» WORK TO DO:
In your copy, leave out the pictures; write out all the data exactly.

» TASK DATA:

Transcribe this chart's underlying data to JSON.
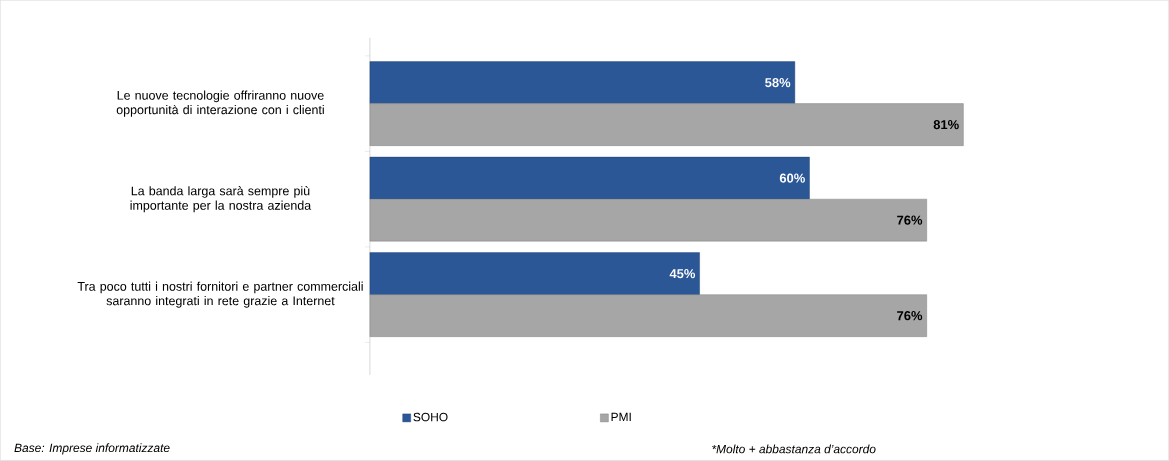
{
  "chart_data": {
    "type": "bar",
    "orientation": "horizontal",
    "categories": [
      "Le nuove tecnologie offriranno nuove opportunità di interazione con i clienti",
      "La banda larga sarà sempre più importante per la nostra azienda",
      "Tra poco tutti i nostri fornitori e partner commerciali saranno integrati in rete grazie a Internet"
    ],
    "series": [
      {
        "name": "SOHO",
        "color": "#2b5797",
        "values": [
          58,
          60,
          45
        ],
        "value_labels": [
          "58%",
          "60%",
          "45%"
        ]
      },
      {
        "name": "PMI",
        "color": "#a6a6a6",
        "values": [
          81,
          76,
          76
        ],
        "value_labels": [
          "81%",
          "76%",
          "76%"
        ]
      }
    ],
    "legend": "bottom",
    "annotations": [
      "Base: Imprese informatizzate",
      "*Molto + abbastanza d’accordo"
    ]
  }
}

» WRITTEN ANSWER:
Transcribe this chart's underlying data to JSON.
{
  "chart_data": {
    "type": "bar",
    "orientation": "horizontal",
    "categories": [
      "Le nuove tecnologie offriranno nuove opportunità di interazione con i clienti",
      "La banda larga sarà sempre più importante per la nostra azienda",
      "Tra poco tutti i nostri fornitori e partner commerciali saranno integrati in rete grazie a Internet"
    ],
    "series": [
      {
        "name": "SOHO",
        "color": "#2b5797",
        "values": [
          58,
          60,
          45
        ],
        "value_labels": [
          "58%",
          "60%",
          "45%"
        ]
      },
      {
        "name": "PMI",
        "color": "#a6a6a6",
        "values": [
          81,
          76,
          76
        ],
        "value_labels": [
          "81%",
          "76%",
          "76%"
        ]
      }
    ],
    "legend": "bottom",
    "annotations": [
      "Base: Imprese informatizzate",
      "*Molto + abbastanza d’accordo"
    ]
  }
}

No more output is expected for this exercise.